#### [THE EXERCISE]
Count the lines below that contain the word "name". Give only the number.

Begin

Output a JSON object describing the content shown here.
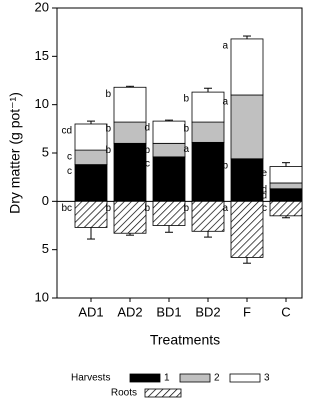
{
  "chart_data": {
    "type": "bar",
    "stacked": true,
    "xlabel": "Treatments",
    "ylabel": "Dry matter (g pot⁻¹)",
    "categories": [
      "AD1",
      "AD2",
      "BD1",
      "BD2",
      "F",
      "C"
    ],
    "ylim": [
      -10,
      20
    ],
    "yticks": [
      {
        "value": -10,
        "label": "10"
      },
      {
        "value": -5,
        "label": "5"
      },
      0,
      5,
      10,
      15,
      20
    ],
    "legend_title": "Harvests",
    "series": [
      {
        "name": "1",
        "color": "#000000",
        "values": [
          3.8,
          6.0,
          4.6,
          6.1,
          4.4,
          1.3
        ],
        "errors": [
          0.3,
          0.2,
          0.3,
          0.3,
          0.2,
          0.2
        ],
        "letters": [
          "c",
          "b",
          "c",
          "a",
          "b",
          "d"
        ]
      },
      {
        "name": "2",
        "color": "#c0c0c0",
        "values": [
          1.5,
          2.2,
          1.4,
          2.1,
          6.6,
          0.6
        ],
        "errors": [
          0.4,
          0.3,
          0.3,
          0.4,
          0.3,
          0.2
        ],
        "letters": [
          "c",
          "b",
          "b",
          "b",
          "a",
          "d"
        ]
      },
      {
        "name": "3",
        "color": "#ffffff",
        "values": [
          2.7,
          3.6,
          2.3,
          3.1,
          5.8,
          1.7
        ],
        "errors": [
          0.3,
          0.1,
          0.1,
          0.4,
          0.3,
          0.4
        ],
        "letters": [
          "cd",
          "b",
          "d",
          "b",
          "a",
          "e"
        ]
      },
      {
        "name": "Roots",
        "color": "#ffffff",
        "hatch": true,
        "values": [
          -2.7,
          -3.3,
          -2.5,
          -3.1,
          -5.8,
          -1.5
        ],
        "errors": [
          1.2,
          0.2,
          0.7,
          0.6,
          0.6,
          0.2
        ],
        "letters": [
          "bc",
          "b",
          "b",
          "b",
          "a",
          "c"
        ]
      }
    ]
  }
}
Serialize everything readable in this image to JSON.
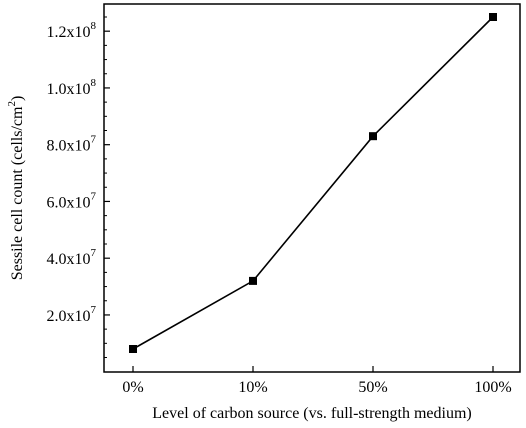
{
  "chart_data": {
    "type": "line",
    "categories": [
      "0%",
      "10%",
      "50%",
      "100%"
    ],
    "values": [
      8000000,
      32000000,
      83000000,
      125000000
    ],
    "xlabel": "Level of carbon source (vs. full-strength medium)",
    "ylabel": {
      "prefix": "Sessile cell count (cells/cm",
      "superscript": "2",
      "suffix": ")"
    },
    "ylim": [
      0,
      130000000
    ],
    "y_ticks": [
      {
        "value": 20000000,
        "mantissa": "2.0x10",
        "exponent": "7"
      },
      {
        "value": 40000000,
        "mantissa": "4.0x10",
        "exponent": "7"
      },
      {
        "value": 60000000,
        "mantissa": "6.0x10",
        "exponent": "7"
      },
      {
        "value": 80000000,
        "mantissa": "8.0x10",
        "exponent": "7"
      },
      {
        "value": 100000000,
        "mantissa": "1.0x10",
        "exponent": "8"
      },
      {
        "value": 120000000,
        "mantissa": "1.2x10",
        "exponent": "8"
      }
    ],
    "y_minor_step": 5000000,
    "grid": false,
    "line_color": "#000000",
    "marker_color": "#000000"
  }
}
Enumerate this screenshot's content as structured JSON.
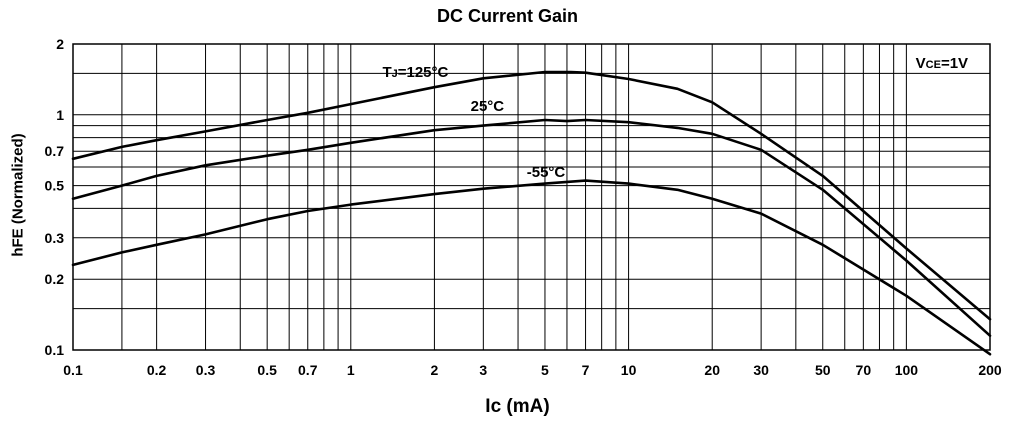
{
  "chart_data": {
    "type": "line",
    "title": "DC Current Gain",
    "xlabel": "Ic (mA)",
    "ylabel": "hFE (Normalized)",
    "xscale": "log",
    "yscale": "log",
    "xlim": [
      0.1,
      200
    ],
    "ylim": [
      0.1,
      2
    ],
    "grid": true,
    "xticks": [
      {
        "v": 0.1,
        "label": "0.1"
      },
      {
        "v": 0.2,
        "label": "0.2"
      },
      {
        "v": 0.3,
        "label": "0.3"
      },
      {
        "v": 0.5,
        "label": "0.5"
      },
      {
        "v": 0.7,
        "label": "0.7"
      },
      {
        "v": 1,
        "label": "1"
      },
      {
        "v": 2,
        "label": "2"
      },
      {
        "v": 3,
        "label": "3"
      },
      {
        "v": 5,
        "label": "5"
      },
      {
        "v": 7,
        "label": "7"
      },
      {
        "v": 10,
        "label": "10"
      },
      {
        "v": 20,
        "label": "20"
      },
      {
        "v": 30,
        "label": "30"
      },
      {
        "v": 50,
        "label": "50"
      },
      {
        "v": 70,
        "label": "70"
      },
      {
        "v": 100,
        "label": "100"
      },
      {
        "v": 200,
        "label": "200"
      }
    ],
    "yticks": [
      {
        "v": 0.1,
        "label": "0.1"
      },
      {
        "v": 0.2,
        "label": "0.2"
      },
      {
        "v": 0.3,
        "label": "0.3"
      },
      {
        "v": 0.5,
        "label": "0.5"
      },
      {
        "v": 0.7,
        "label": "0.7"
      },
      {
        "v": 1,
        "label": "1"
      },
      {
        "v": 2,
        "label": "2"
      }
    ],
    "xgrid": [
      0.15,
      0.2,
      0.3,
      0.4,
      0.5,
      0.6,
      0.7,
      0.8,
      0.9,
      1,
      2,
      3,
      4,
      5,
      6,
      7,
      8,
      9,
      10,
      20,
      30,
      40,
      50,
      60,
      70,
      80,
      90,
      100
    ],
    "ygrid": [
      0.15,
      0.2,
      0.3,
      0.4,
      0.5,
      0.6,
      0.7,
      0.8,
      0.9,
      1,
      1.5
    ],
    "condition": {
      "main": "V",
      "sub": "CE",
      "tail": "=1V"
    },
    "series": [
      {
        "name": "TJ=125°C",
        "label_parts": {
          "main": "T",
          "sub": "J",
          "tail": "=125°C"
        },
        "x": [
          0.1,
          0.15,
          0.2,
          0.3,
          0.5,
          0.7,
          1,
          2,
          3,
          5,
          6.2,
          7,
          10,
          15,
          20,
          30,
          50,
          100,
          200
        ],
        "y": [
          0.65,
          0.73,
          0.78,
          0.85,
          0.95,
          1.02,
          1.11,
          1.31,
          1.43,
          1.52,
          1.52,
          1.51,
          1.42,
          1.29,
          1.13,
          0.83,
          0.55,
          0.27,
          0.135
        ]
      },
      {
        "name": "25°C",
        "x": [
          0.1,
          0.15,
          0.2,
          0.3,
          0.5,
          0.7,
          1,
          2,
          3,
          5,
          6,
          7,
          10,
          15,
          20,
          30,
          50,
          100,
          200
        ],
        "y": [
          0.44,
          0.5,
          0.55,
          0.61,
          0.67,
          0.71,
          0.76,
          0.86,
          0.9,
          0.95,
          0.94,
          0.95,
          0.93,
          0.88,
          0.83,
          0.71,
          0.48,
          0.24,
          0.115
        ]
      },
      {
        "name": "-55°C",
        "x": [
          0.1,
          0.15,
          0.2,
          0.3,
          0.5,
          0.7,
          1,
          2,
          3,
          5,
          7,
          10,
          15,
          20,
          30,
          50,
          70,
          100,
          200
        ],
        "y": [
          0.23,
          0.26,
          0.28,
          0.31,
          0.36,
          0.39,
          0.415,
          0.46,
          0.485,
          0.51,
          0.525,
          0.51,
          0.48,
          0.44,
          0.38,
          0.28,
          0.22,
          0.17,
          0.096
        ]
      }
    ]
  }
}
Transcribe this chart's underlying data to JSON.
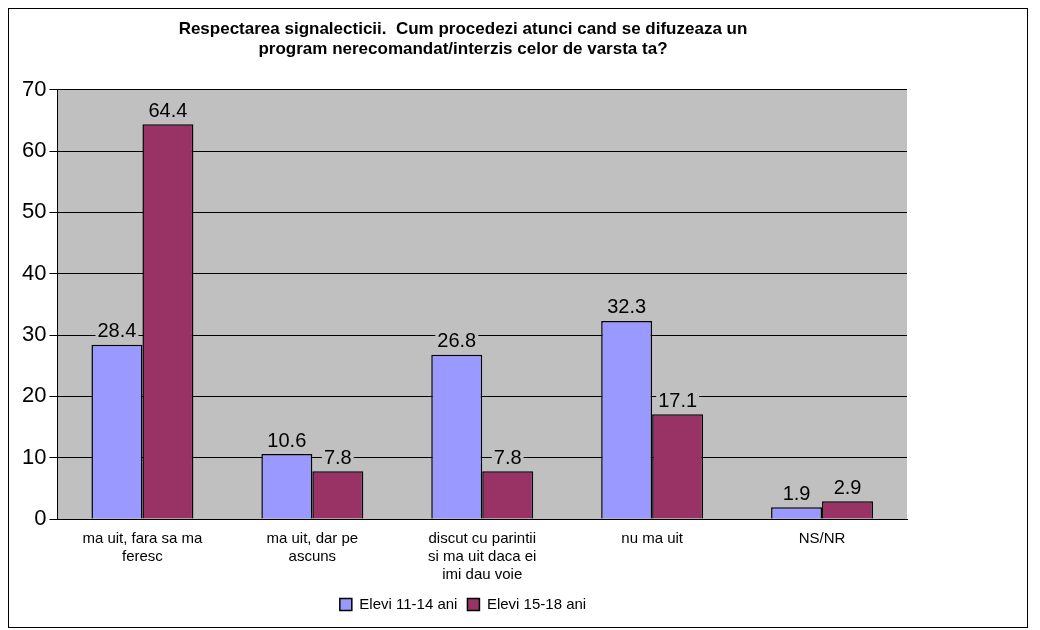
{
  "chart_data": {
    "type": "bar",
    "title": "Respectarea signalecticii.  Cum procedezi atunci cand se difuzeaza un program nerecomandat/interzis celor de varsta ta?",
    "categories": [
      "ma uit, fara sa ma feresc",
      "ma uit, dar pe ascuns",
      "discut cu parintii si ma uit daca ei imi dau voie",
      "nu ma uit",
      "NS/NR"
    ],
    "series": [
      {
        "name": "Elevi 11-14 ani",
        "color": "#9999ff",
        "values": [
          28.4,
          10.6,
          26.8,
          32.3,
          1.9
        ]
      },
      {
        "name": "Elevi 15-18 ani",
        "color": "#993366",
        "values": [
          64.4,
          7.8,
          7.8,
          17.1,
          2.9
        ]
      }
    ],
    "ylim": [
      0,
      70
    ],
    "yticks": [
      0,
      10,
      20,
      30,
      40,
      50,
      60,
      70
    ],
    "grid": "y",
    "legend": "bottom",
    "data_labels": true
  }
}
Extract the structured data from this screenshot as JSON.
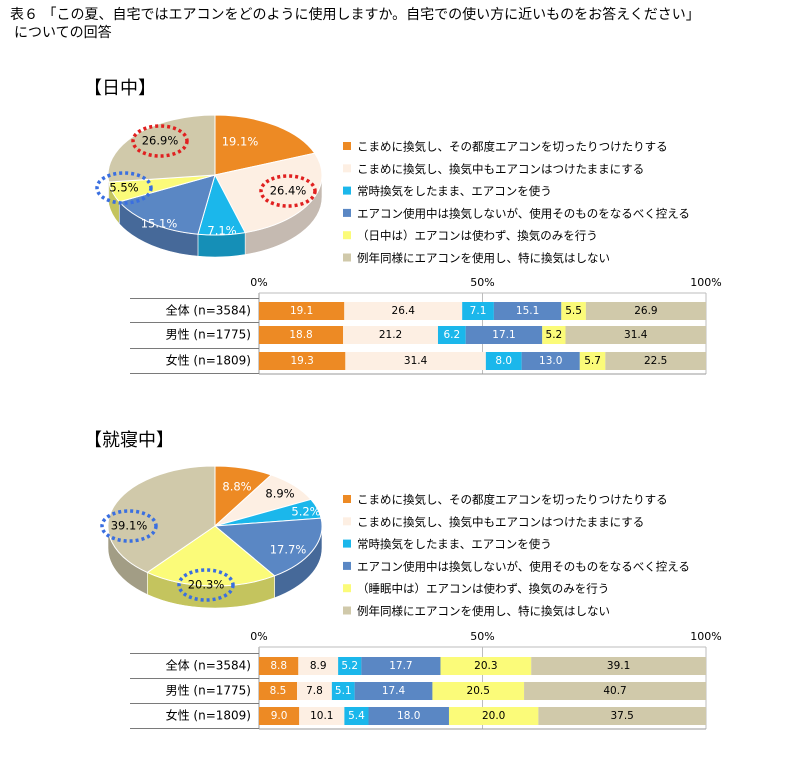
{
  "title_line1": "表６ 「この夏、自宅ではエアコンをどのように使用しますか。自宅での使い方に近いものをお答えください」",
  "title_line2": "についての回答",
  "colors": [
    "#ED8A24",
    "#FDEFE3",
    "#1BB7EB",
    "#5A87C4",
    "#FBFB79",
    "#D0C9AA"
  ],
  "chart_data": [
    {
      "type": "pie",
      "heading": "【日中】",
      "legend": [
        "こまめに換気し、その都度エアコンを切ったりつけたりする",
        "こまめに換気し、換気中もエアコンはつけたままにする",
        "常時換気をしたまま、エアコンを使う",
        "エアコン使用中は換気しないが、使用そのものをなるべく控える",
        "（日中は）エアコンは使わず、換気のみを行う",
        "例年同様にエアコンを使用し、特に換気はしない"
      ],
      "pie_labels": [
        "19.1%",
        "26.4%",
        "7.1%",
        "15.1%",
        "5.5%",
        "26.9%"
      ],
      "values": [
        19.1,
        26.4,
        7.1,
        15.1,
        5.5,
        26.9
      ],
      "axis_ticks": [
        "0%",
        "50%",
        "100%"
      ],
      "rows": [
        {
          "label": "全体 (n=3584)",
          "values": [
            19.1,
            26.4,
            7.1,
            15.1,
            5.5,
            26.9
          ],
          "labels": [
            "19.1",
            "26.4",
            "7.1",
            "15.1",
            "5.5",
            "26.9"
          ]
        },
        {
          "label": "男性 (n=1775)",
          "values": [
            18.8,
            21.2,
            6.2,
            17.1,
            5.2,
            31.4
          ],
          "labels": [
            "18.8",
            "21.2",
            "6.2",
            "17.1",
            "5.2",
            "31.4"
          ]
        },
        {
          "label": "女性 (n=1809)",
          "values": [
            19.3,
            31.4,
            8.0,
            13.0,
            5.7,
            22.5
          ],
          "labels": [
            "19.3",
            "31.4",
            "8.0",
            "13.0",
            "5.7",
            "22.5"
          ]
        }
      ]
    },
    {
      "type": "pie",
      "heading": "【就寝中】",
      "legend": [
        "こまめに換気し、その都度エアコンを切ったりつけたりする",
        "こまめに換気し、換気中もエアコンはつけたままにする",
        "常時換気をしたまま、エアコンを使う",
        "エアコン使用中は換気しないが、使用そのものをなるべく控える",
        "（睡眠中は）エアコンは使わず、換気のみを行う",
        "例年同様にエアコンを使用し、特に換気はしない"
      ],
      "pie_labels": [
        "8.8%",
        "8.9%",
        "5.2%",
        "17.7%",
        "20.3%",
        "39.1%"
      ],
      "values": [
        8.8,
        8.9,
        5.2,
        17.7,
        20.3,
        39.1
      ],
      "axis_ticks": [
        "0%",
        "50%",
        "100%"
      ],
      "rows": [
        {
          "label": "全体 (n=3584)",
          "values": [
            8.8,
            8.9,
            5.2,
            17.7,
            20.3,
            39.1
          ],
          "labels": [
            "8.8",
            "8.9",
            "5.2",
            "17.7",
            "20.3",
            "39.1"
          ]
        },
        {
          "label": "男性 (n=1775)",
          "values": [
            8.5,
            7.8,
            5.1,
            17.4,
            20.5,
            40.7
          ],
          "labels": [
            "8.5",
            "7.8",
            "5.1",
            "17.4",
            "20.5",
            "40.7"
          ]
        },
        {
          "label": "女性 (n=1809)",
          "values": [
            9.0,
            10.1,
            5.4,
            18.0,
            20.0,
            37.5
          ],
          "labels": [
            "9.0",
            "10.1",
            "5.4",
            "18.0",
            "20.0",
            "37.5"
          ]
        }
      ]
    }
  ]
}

End

#### [SOLUTION]
9